__RAW DATA__:

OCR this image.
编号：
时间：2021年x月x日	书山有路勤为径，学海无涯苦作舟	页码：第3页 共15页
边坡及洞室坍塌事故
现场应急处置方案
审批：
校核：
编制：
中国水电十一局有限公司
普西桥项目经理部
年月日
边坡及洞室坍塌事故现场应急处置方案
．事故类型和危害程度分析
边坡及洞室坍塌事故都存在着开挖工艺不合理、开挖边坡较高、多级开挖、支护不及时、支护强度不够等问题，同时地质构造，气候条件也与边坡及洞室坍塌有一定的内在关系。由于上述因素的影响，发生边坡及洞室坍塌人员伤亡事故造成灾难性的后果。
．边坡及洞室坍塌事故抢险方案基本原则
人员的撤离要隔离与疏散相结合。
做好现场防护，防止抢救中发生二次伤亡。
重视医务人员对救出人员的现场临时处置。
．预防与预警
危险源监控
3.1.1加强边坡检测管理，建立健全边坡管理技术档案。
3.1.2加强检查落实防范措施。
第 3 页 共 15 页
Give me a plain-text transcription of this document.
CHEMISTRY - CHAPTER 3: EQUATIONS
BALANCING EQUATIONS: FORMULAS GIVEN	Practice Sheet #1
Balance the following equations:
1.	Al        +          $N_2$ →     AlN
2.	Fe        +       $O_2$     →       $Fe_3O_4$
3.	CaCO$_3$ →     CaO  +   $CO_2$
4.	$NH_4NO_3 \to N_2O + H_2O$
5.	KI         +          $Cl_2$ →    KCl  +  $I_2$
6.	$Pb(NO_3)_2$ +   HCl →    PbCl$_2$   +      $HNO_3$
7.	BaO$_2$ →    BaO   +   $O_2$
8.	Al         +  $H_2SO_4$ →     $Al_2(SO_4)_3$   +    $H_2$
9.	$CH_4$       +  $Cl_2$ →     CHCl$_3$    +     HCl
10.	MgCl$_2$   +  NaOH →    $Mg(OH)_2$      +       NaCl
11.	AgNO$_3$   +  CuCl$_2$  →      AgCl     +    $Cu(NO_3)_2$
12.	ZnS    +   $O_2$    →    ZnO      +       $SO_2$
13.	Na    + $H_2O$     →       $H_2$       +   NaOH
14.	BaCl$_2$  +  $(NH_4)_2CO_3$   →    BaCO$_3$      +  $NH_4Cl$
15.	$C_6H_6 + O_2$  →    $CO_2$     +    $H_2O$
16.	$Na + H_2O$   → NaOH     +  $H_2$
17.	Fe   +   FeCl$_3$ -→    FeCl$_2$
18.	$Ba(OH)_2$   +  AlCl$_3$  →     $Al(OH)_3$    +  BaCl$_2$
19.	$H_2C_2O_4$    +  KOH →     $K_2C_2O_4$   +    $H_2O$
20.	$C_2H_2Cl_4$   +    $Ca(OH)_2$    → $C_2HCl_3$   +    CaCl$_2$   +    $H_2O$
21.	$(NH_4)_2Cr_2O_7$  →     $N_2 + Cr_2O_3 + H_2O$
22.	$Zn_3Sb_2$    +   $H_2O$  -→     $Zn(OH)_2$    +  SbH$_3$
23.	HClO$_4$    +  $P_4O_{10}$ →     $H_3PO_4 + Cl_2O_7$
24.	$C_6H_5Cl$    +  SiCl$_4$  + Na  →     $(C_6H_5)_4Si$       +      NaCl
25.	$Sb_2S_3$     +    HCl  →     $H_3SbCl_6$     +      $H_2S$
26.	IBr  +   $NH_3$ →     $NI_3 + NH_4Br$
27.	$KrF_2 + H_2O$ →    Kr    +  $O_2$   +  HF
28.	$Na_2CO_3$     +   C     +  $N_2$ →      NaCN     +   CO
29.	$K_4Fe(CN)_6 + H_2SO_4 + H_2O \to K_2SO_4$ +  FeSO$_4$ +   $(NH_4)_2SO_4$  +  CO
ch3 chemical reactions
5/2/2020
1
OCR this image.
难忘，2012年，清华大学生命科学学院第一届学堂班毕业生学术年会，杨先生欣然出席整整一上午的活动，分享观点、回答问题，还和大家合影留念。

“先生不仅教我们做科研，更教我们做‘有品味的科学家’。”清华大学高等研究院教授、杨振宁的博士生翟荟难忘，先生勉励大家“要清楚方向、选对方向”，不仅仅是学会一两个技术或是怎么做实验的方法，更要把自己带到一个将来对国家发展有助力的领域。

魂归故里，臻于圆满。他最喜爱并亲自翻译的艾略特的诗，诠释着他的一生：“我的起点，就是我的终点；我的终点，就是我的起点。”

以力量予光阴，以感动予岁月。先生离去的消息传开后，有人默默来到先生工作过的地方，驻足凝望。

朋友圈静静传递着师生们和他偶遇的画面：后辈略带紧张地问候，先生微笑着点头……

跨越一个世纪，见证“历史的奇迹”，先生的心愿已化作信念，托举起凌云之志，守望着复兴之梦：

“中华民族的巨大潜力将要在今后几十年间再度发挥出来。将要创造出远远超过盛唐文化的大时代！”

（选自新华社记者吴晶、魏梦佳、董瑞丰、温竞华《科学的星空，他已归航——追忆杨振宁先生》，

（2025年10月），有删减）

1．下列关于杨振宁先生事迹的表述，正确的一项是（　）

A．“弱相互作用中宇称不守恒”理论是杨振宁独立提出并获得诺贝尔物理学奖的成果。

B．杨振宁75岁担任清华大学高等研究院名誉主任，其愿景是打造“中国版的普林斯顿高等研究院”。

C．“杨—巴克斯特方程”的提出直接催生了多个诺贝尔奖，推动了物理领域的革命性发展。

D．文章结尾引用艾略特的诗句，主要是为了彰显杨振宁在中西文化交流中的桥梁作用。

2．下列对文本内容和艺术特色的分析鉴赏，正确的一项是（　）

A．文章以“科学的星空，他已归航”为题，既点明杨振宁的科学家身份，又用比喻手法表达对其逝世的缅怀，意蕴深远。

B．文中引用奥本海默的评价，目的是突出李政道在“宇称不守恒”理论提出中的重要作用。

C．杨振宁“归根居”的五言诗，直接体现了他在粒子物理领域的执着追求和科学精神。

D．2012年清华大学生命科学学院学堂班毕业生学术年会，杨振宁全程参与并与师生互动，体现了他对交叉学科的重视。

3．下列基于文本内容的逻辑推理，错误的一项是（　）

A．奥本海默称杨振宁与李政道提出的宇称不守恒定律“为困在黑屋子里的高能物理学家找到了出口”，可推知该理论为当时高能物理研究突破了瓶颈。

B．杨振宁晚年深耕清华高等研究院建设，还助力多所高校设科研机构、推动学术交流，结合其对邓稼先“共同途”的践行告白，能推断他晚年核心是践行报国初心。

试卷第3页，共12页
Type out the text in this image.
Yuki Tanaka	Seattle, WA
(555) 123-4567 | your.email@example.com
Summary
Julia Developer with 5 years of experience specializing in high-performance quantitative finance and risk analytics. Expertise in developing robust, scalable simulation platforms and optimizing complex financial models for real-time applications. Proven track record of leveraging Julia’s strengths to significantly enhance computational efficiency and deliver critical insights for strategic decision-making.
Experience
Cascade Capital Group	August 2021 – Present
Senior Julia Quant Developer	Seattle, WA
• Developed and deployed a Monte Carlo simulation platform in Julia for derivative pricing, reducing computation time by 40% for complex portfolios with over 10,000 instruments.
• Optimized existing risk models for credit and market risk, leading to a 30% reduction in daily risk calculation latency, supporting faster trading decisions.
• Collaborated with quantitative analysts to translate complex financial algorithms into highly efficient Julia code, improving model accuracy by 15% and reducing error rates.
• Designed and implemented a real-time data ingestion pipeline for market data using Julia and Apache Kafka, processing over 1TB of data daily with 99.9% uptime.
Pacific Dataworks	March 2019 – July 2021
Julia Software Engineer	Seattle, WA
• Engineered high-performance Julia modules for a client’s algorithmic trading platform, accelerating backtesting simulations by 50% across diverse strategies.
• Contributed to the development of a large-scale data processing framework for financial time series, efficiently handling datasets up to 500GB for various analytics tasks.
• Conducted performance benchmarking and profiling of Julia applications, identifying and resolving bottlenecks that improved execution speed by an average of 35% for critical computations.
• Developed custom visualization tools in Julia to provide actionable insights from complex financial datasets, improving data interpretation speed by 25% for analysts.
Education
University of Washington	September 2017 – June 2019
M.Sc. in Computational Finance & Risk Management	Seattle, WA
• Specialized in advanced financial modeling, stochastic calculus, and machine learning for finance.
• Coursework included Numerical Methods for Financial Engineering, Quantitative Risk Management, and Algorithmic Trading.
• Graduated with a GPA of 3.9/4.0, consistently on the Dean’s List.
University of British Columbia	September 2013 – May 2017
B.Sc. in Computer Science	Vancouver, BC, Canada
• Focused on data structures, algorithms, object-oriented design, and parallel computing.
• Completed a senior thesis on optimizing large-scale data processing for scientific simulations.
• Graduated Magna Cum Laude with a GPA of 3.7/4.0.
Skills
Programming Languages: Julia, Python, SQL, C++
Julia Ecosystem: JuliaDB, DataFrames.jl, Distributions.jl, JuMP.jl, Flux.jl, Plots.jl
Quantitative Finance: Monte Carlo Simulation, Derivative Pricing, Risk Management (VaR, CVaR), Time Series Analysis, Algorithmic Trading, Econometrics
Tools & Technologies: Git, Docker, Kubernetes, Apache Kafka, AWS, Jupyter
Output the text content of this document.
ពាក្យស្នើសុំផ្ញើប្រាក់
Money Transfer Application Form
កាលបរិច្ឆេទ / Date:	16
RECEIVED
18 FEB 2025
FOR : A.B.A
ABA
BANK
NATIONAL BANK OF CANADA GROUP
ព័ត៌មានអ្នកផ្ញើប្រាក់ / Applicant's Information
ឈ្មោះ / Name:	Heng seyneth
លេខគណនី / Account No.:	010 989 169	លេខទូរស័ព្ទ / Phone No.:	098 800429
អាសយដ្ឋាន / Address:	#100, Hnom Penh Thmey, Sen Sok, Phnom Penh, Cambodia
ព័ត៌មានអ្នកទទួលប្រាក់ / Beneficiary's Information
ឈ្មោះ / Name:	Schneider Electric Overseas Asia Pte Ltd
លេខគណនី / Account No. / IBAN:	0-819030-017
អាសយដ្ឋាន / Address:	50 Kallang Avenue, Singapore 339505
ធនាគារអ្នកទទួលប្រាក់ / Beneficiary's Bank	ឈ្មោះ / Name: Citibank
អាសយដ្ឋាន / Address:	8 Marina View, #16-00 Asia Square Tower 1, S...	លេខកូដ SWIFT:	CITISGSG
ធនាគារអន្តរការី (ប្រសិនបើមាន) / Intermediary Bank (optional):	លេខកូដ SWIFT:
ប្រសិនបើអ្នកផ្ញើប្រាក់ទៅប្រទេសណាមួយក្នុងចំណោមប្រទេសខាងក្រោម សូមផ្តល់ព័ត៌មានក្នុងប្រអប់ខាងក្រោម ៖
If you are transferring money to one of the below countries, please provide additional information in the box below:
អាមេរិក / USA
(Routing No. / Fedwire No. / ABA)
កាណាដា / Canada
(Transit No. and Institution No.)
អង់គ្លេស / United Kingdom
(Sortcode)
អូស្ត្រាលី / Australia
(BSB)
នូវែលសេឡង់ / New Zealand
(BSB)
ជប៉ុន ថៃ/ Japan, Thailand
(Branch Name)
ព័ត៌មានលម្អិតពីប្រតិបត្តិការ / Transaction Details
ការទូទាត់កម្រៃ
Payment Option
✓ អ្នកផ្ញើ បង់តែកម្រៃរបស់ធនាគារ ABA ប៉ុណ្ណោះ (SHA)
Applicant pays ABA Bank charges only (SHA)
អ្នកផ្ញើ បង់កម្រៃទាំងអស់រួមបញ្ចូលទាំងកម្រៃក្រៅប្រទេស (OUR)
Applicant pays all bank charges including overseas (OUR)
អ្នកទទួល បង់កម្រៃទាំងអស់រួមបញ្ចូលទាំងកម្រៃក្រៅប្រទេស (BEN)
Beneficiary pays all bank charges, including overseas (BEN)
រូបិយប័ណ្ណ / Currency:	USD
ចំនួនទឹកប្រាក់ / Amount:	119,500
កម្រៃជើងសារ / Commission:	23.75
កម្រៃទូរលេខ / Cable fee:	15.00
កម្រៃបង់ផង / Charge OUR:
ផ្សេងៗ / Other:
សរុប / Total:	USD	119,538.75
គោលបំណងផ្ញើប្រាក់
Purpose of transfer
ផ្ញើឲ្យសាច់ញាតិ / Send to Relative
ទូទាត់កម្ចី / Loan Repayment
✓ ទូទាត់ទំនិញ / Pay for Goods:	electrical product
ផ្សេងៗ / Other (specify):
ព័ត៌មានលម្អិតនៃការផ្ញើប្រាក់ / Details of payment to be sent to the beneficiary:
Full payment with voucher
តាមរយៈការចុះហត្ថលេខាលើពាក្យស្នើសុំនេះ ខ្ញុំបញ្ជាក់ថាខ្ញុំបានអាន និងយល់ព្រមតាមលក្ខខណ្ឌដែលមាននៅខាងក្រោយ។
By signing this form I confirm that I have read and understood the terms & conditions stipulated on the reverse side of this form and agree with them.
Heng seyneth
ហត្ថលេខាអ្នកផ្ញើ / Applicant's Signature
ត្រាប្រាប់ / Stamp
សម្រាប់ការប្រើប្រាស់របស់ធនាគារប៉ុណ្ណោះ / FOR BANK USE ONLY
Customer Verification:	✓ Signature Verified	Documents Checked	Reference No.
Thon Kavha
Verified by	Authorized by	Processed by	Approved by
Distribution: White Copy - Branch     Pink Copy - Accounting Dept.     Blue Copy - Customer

__WHAT NEEDS TO BE DONE__: In the entries above, find each line with the string "Kafka" and copy it.

__TASK ANSWER__:
• Designed and implemented a real-time data ingestion pipeline for market data using Julia and Apache Kafka, processing over 1TB of data daily with 99.9% uptime.
Tools & Technologies: Git, Docker, Kubernetes, Apache Kafka, AWS, Jupyter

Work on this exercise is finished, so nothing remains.